• Exercise brief
Only the pictures are omitted; repeat all other data exactly.

• Given information

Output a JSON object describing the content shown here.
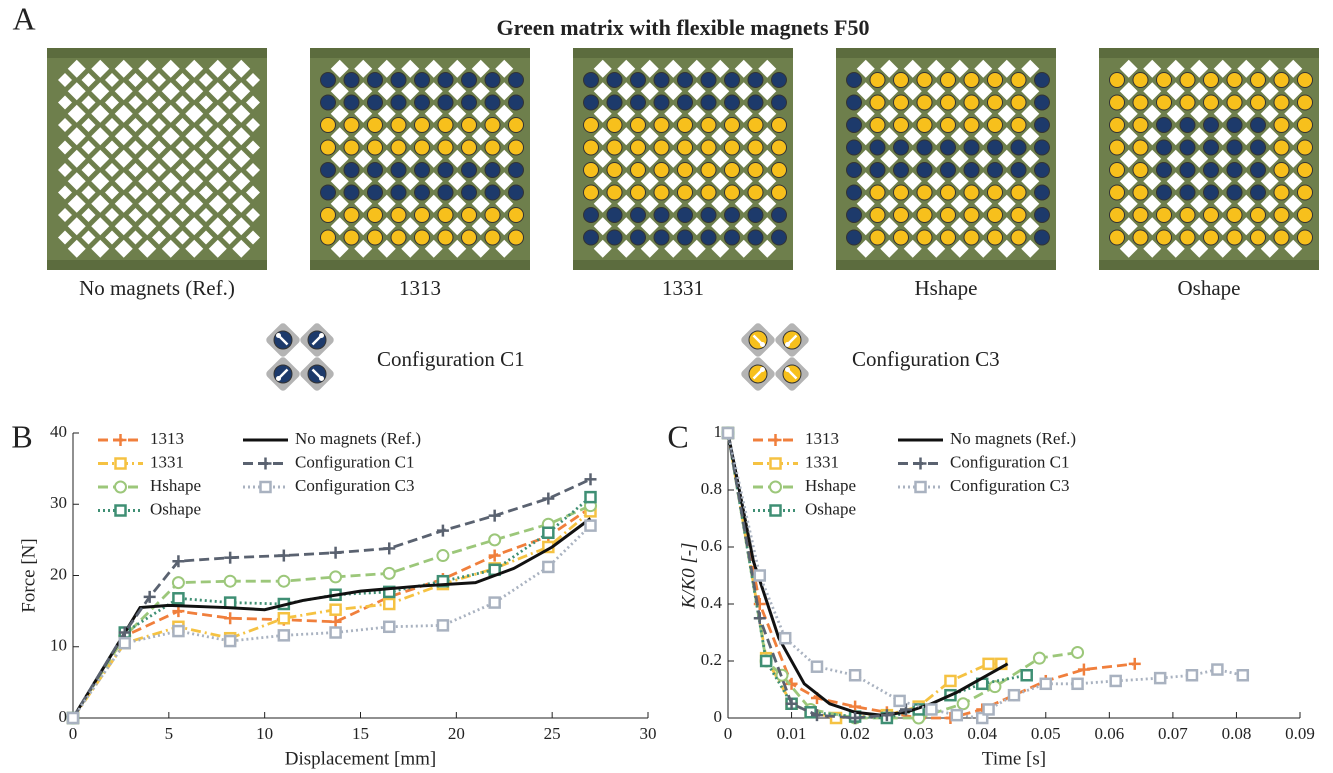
{
  "panel_a": {
    "label": "A",
    "title": "Green matrix with flexible magnets F50",
    "samples": [
      "No magnets (Ref.)",
      "1313",
      "1331",
      "Hshape",
      "Oshape"
    ],
    "configurations": [
      "Configuration C1",
      "Configuration C3"
    ]
  },
  "chart_data": [
    {
      "type": "line",
      "panel_label": "B",
      "xlabel": "Displacement [mm]",
      "ylabel": "Force [N]",
      "xlim": [
        0,
        30
      ],
      "xticks": [
        0,
        5,
        10,
        15,
        20,
        25,
        30
      ],
      "ylim": [
        0,
        40
      ],
      "yticks": [
        0,
        10,
        20,
        30,
        40
      ],
      "legend": "upper left",
      "series": [
        {
          "name": "1313",
          "color": "#f07f3c",
          "dash": "dashed",
          "marker": "plus",
          "x": [
            0,
            2.7,
            5.5,
            8.2,
            11,
            13.7,
            16.5,
            19.3,
            22,
            24.8,
            27
          ],
          "values": [
            0,
            11.5,
            15,
            14,
            13.8,
            13.5,
            17,
            19.5,
            22.8,
            25.5,
            29.5
          ]
        },
        {
          "name": "1331",
          "color": "#f5c242",
          "dash": "dashdot",
          "marker": "square",
          "x": [
            0,
            2.7,
            5.5,
            8.2,
            11,
            13.7,
            16.5,
            19.3,
            22,
            24.8,
            27
          ],
          "values": [
            0,
            10.5,
            12.8,
            11.2,
            14,
            15.2,
            16,
            18.8,
            21,
            24,
            29
          ]
        },
        {
          "name": "Hshape",
          "color": "#9cc77a",
          "dash": "dashed",
          "marker": "circle",
          "x": [
            0,
            2.7,
            5.5,
            8.2,
            11,
            13.7,
            16.5,
            19.3,
            22,
            24.8,
            27
          ],
          "values": [
            0,
            11.5,
            19,
            19.2,
            19.2,
            19.8,
            20.3,
            22.8,
            25,
            27.2,
            29.8
          ]
        },
        {
          "name": "Oshape",
          "color": "#3f8f74",
          "dash": "dotted",
          "marker": "square",
          "x": [
            0,
            2.7,
            5.5,
            8.2,
            11,
            13.7,
            16.5,
            19.3,
            22,
            24.8,
            27
          ],
          "values": [
            0,
            12,
            16.8,
            16.2,
            16,
            17.3,
            17.7,
            19.2,
            20.8,
            26,
            31
          ]
        },
        {
          "name": "No magnets (Ref.)",
          "color": "#111111",
          "dash": "solid",
          "marker": "none",
          "x": [
            0,
            3.5,
            5,
            8,
            10,
            12,
            15,
            18,
            21,
            23,
            25,
            27
          ],
          "values": [
            0,
            15.5,
            15.8,
            15.5,
            15.2,
            16.5,
            17.8,
            18.5,
            19,
            21,
            24,
            28
          ]
        },
        {
          "name": "Configuration C1",
          "color": "#5a6270",
          "dash": "dashed",
          "marker": "plus",
          "x": [
            0,
            2.7,
            4,
            5.5,
            8.2,
            11,
            13.7,
            16.5,
            19.3,
            22,
            24.8,
            27
          ],
          "values": [
            0,
            12,
            17,
            22,
            22.5,
            22.8,
            23.2,
            23.8,
            26.3,
            28.4,
            30.8,
            33.5
          ]
        },
        {
          "name": "Configuration C3",
          "color": "#a9b2c0",
          "dash": "dotted",
          "marker": "square",
          "x": [
            0,
            2.7,
            5.5,
            8.2,
            11,
            13.7,
            16.5,
            19.3,
            22,
            24.8,
            27
          ],
          "values": [
            0,
            10.5,
            12.2,
            10.8,
            11.6,
            12,
            12.8,
            13,
            16.2,
            21.2,
            27
          ]
        }
      ]
    },
    {
      "type": "line",
      "panel_label": "C",
      "xlabel": "Time [s]",
      "ylabel": "K/K0 [-]",
      "xlim": [
        0,
        0.09
      ],
      "xticks": [
        0,
        0.01,
        0.02,
        0.03,
        0.04,
        0.05,
        0.06,
        0.07,
        0.08,
        0.09
      ],
      "ylim": [
        0,
        1
      ],
      "yticks": [
        0,
        0.2,
        0.4,
        0.6,
        0.8,
        1
      ],
      "legend": "upper left",
      "series": [
        {
          "name": "1313",
          "color": "#f07f3c",
          "dash": "dashed",
          "marker": "plus",
          "x": [
            0,
            0.005,
            0.01,
            0.014,
            0.02,
            0.025,
            0.03,
            0.035,
            0.04,
            0.045,
            0.05,
            0.056,
            0.064
          ],
          "values": [
            1,
            0.4,
            0.12,
            0.07,
            0.04,
            0.02,
            0,
            0,
            0.03,
            0.08,
            0.13,
            0.17,
            0.19
          ]
        },
        {
          "name": "1331",
          "color": "#f5c242",
          "dash": "dashdot",
          "marker": "square",
          "x": [
            0,
            0.006,
            0.01,
            0.013,
            0.017,
            0.025,
            0.03,
            0.035,
            0.041,
            0.043
          ],
          "values": [
            1,
            0.21,
            0.05,
            0.02,
            0,
            0.01,
            0.04,
            0.13,
            0.19,
            0.19
          ]
        },
        {
          "name": "Hshape",
          "color": "#9cc77a",
          "dash": "dashed",
          "marker": "circle",
          "x": [
            0,
            0.006,
            0.0085,
            0.013,
            0.02,
            0.03,
            0.037,
            0.042,
            0.049,
            0.055
          ],
          "values": [
            1,
            0.2,
            0.15,
            0.03,
            0,
            0,
            0.05,
            0.11,
            0.21,
            0.23
          ]
        },
        {
          "name": "Oshape",
          "color": "#3f8f74",
          "dash": "dotted",
          "marker": "square",
          "x": [
            0,
            0.006,
            0.01,
            0.013,
            0.02,
            0.025,
            0.03,
            0.035,
            0.04,
            0.047
          ],
          "values": [
            1,
            0.2,
            0.05,
            0.02,
            0.005,
            0,
            0.03,
            0.08,
            0.12,
            0.15
          ]
        },
        {
          "name": "No magnets (Ref.)",
          "color": "#111111",
          "dash": "solid",
          "marker": "none",
          "x": [
            0,
            0.004,
            0.008,
            0.012,
            0.016,
            0.02,
            0.024,
            0.028,
            0.032,
            0.036,
            0.04,
            0.044
          ],
          "values": [
            1,
            0.55,
            0.28,
            0.12,
            0.05,
            0.02,
            0.01,
            0.02,
            0.05,
            0.09,
            0.14,
            0.19
          ]
        },
        {
          "name": "Configuration C1",
          "color": "#5a6270",
          "dash": "dashed",
          "marker": "plus",
          "x": [
            0,
            0.005,
            0.01,
            0.014,
            0.02,
            0.025,
            0.028
          ],
          "values": [
            1,
            0.35,
            0.05,
            0.01,
            0,
            0.01,
            0.03
          ]
        },
        {
          "name": "Configuration C3",
          "color": "#a9b2c0",
          "dash": "dotted",
          "marker": "square",
          "x": [
            0,
            0.005,
            0.009,
            0.014,
            0.02,
            0.027,
            0.032,
            0.036,
            0.04,
            0.041,
            0.045,
            0.05,
            0.055,
            0.061,
            0.068,
            0.073,
            0.077,
            0.081
          ],
          "values": [
            1,
            0.5,
            0.28,
            0.18,
            0.15,
            0.06,
            0.03,
            0.01,
            0,
            0.03,
            0.08,
            0.12,
            0.12,
            0.13,
            0.14,
            0.15,
            0.17,
            0.15
          ]
        }
      ]
    }
  ]
}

• Full answer
Output a JSON object describing the content shown here.
{
  "panel_a": {
    "label": "A",
    "title": "Green matrix with flexible magnets F50",
    "samples": [
      "No magnets (Ref.)",
      "1313",
      "1331",
      "Hshape",
      "Oshape"
    ],
    "configurations": [
      "Configuration C1",
      "Configuration C3"
    ]
  },
  "chart_data": [
    {
      "type": "line",
      "panel_label": "B",
      "xlabel": "Displacement [mm]",
      "ylabel": "Force [N]",
      "xlim": [
        0,
        30
      ],
      "xticks": [
        0,
        5,
        10,
        15,
        20,
        25,
        30
      ],
      "ylim": [
        0,
        40
      ],
      "yticks": [
        0,
        10,
        20,
        30,
        40
      ],
      "legend": "upper left",
      "series": [
        {
          "name": "1313",
          "color": "#f07f3c",
          "dash": "dashed",
          "marker": "plus",
          "x": [
            0,
            2.7,
            5.5,
            8.2,
            11,
            13.7,
            16.5,
            19.3,
            22,
            24.8,
            27
          ],
          "values": [
            0,
            11.5,
            15,
            14,
            13.8,
            13.5,
            17,
            19.5,
            22.8,
            25.5,
            29.5
          ]
        },
        {
          "name": "1331",
          "color": "#f5c242",
          "dash": "dashdot",
          "marker": "square",
          "x": [
            0,
            2.7,
            5.5,
            8.2,
            11,
            13.7,
            16.5,
            19.3,
            22,
            24.8,
            27
          ],
          "values": [
            0,
            10.5,
            12.8,
            11.2,
            14,
            15.2,
            16,
            18.8,
            21,
            24,
            29
          ]
        },
        {
          "name": "Hshape",
          "color": "#9cc77a",
          "dash": "dashed",
          "marker": "circle",
          "x": [
            0,
            2.7,
            5.5,
            8.2,
            11,
            13.7,
            16.5,
            19.3,
            22,
            24.8,
            27
          ],
          "values": [
            0,
            11.5,
            19,
            19.2,
            19.2,
            19.8,
            20.3,
            22.8,
            25,
            27.2,
            29.8
          ]
        },
        {
          "name": "Oshape",
          "color": "#3f8f74",
          "dash": "dotted",
          "marker": "square",
          "x": [
            0,
            2.7,
            5.5,
            8.2,
            11,
            13.7,
            16.5,
            19.3,
            22,
            24.8,
            27
          ],
          "values": [
            0,
            12,
            16.8,
            16.2,
            16,
            17.3,
            17.7,
            19.2,
            20.8,
            26,
            31
          ]
        },
        {
          "name": "No magnets (Ref.)",
          "color": "#111111",
          "dash": "solid",
          "marker": "none",
          "x": [
            0,
            3.5,
            5,
            8,
            10,
            12,
            15,
            18,
            21,
            23,
            25,
            27
          ],
          "values": [
            0,
            15.5,
            15.8,
            15.5,
            15.2,
            16.5,
            17.8,
            18.5,
            19,
            21,
            24,
            28
          ]
        },
        {
          "name": "Configuration C1",
          "color": "#5a6270",
          "dash": "dashed",
          "marker": "plus",
          "x": [
            0,
            2.7,
            4,
            5.5,
            8.2,
            11,
            13.7,
            16.5,
            19.3,
            22,
            24.8,
            27
          ],
          "values": [
            0,
            12,
            17,
            22,
            22.5,
            22.8,
            23.2,
            23.8,
            26.3,
            28.4,
            30.8,
            33.5
          ]
        },
        {
          "name": "Configuration C3",
          "color": "#a9b2c0",
          "dash": "dotted",
          "marker": "square",
          "x": [
            0,
            2.7,
            5.5,
            8.2,
            11,
            13.7,
            16.5,
            19.3,
            22,
            24.8,
            27
          ],
          "values": [
            0,
            10.5,
            12.2,
            10.8,
            11.6,
            12,
            12.8,
            13,
            16.2,
            21.2,
            27
          ]
        }
      ]
    },
    {
      "type": "line",
      "panel_label": "C",
      "xlabel": "Time [s]",
      "ylabel": "K/K0 [-]",
      "xlim": [
        0,
        0.09
      ],
      "xticks": [
        0,
        0.01,
        0.02,
        0.03,
        0.04,
        0.05,
        0.06,
        0.07,
        0.08,
        0.09
      ],
      "ylim": [
        0,
        1
      ],
      "yticks": [
        0,
        0.2,
        0.4,
        0.6,
        0.8,
        1
      ],
      "legend": "upper left",
      "series": [
        {
          "name": "1313",
          "color": "#f07f3c",
          "dash": "dashed",
          "marker": "plus",
          "x": [
            0,
            0.005,
            0.01,
            0.014,
            0.02,
            0.025,
            0.03,
            0.035,
            0.04,
            0.045,
            0.05,
            0.056,
            0.064
          ],
          "values": [
            1,
            0.4,
            0.12,
            0.07,
            0.04,
            0.02,
            0,
            0,
            0.03,
            0.08,
            0.13,
            0.17,
            0.19
          ]
        },
        {
          "name": "1331",
          "color": "#f5c242",
          "dash": "dashdot",
          "marker": "square",
          "x": [
            0,
            0.006,
            0.01,
            0.013,
            0.017,
            0.025,
            0.03,
            0.035,
            0.041,
            0.043
          ],
          "values": [
            1,
            0.21,
            0.05,
            0.02,
            0,
            0.01,
            0.04,
            0.13,
            0.19,
            0.19
          ]
        },
        {
          "name": "Hshape",
          "color": "#9cc77a",
          "dash": "dashed",
          "marker": "circle",
          "x": [
            0,
            0.006,
            0.0085,
            0.013,
            0.02,
            0.03,
            0.037,
            0.042,
            0.049,
            0.055
          ],
          "values": [
            1,
            0.2,
            0.15,
            0.03,
            0,
            0,
            0.05,
            0.11,
            0.21,
            0.23
          ]
        },
        {
          "name": "Oshape",
          "color": "#3f8f74",
          "dash": "dotted",
          "marker": "square",
          "x": [
            0,
            0.006,
            0.01,
            0.013,
            0.02,
            0.025,
            0.03,
            0.035,
            0.04,
            0.047
          ],
          "values": [
            1,
            0.2,
            0.05,
            0.02,
            0.005,
            0,
            0.03,
            0.08,
            0.12,
            0.15
          ]
        },
        {
          "name": "No magnets (Ref.)",
          "color": "#111111",
          "dash": "solid",
          "marker": "none",
          "x": [
            0,
            0.004,
            0.008,
            0.012,
            0.016,
            0.02,
            0.024,
            0.028,
            0.032,
            0.036,
            0.04,
            0.044
          ],
          "values": [
            1,
            0.55,
            0.28,
            0.12,
            0.05,
            0.02,
            0.01,
            0.02,
            0.05,
            0.09,
            0.14,
            0.19
          ]
        },
        {
          "name": "Configuration C1",
          "color": "#5a6270",
          "dash": "dashed",
          "marker": "plus",
          "x": [
            0,
            0.005,
            0.01,
            0.014,
            0.02,
            0.025,
            0.028
          ],
          "values": [
            1,
            0.35,
            0.05,
            0.01,
            0,
            0.01,
            0.03
          ]
        },
        {
          "name": "Configuration C3",
          "color": "#a9b2c0",
          "dash": "dotted",
          "marker": "square",
          "x": [
            0,
            0.005,
            0.009,
            0.014,
            0.02,
            0.027,
            0.032,
            0.036,
            0.04,
            0.041,
            0.045,
            0.05,
            0.055,
            0.061,
            0.068,
            0.073,
            0.077,
            0.081
          ],
          "values": [
            1,
            0.5,
            0.28,
            0.18,
            0.15,
            0.06,
            0.03,
            0.01,
            0,
            0.03,
            0.08,
            0.12,
            0.12,
            0.13,
            0.14,
            0.15,
            0.17,
            0.15
          ]
        }
      ]
    }
  ]
}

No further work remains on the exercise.